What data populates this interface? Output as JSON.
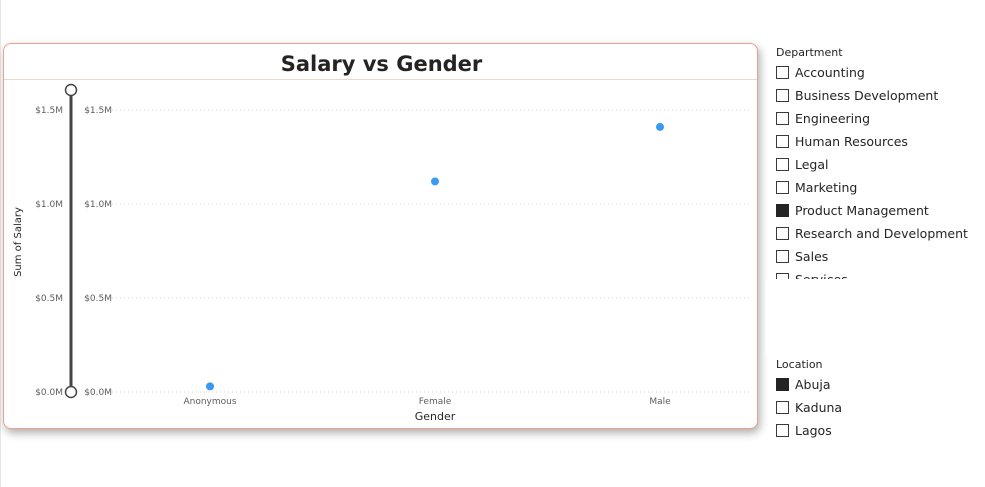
{
  "colors": {
    "point": "#3a9af2",
    "slider": "#444444",
    "card_border": "#e8a48f"
  },
  "chart_data": {
    "type": "scatter",
    "title": "Salary vs Gender",
    "xlabel": "Gender",
    "ylabel": "Sum of Salary",
    "categories": [
      "Anonymous",
      "Female",
      "Male"
    ],
    "series": [
      {
        "values": [
          30000,
          1120000,
          1410000
        ]
      }
    ],
    "ylim": [
      0,
      1500000
    ],
    "y_ticks": [
      {
        "value": 0,
        "label": "$0.0M"
      },
      {
        "value": 500000,
        "label": "$0.5M"
      },
      {
        "value": 1000000,
        "label": "$1.0M"
      },
      {
        "value": 1500000,
        "label": "$1.5M"
      }
    ],
    "grid": true,
    "y_range_slider": true
  },
  "slicers": {
    "department": {
      "title": "Department",
      "items": [
        {
          "label": "Accounting",
          "checked": false
        },
        {
          "label": "Business Development",
          "checked": false
        },
        {
          "label": "Engineering",
          "checked": false
        },
        {
          "label": "Human Resources",
          "checked": false
        },
        {
          "label": "Legal",
          "checked": false
        },
        {
          "label": "Marketing",
          "checked": false
        },
        {
          "label": "Product Management",
          "checked": true
        },
        {
          "label": "Research and Development",
          "checked": false
        },
        {
          "label": "Sales",
          "checked": false
        },
        {
          "label": "Services",
          "checked": false
        }
      ]
    },
    "location": {
      "title": "Location",
      "items": [
        {
          "label": "Abuja",
          "checked": true
        },
        {
          "label": "Kaduna",
          "checked": false
        },
        {
          "label": "Lagos",
          "checked": false
        }
      ]
    }
  }
}
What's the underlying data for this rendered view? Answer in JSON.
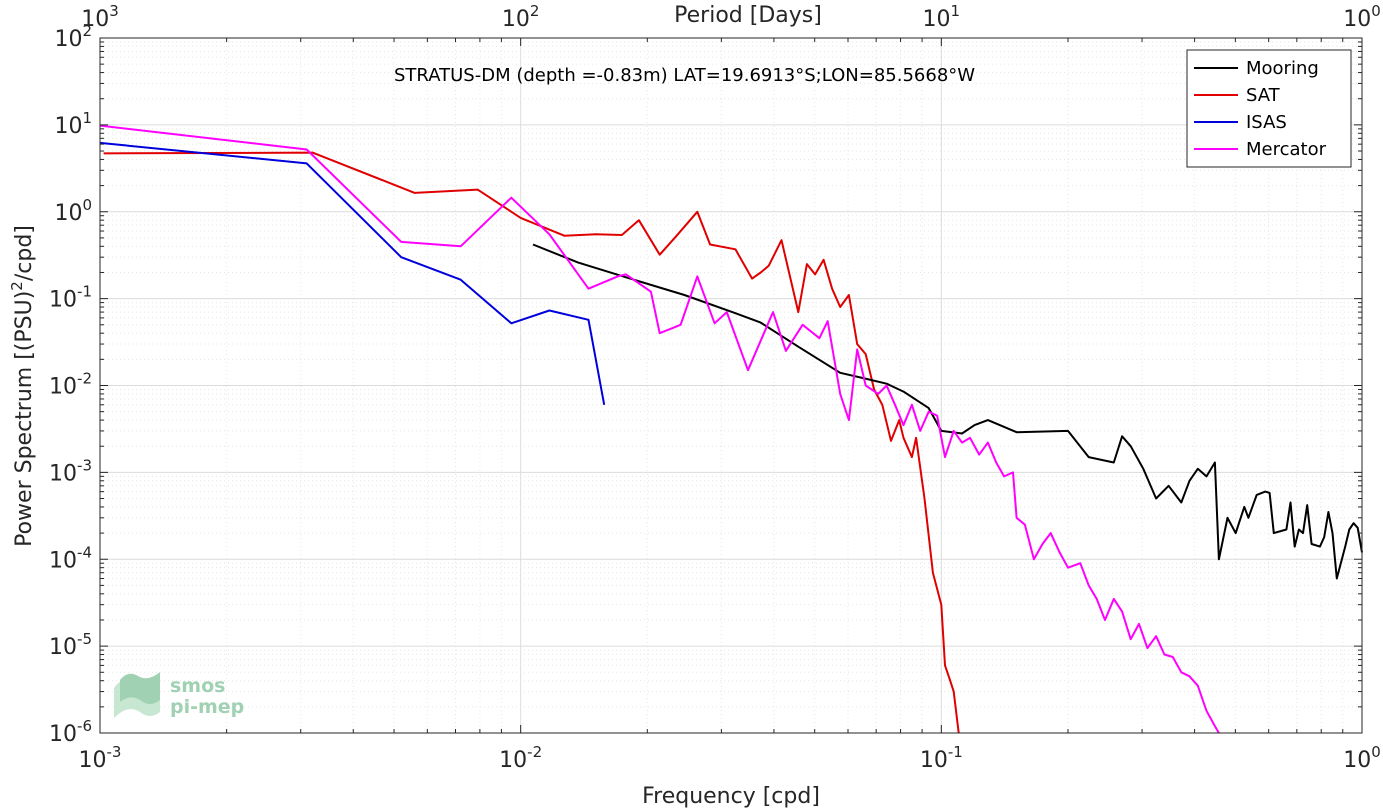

---+---

● TASK GOAL
Copy every record above exactly, leaving out any pictures.

● COMPLETE ANSWER
What data populates this interface? Output as JSON.
{
  "colors": {
    "point": "#3a9af2",
    "slider": "#444444",
    "card_border": "#e8a48f"
  },
  "chart_data": {
    "type": "scatter",
    "title": "Salary vs Gender",
    "xlabel": "Gender",
    "ylabel": "Sum of Salary",
    "categories": [
      "Anonymous",
      "Female",
      "Male"
    ],
    "series": [
      {
        "values": [
          30000,
          1120000,
          1410000
        ]
      }
    ],
    "ylim": [
      0,
      1500000
    ],
    "y_ticks": [
      {
        "value": 0,
        "label": "$0.0M"
      },
      {
        "value": 500000,
        "label": "$0.5M"
      },
      {
        "value": 1000000,
        "label": "$1.0M"
      },
      {
        "value": 1500000,
        "label": "$1.5M"
      }
    ],
    "grid": true,
    "y_range_slider": true
  },
  "slicers": {
    "department": {
      "title": "Department",
      "items": [
        {
          "label": "Accounting",
          "checked": false
        },
        {
          "label": "Business Development",
          "checked": false
        },
        {
          "label": "Engineering",
          "checked": false
        },
        {
          "label": "Human Resources",
          "checked": false
        },
        {
          "label": "Legal",
          "checked": false
        },
        {
          "label": "Marketing",
          "checked": false
        },
        {
          "label": "Product Management",
          "checked": true
        },
        {
          "label": "Research and Development",
          "checked": false
        },
        {
          "label": "Sales",
          "checked": false
        },
        {
          "label": "Services",
          "checked": false
        }
      ]
    },
    "location": {
      "title": "Location",
      "items": [
        {
          "label": "Abuja",
          "checked": true
        },
        {
          "label": "Kaduna",
          "checked": false
        },
        {
          "label": "Lagos",
          "checked": false
        }
      ]
    }
  }
}
What's the underlying data for this rendered view? Answer in JSON.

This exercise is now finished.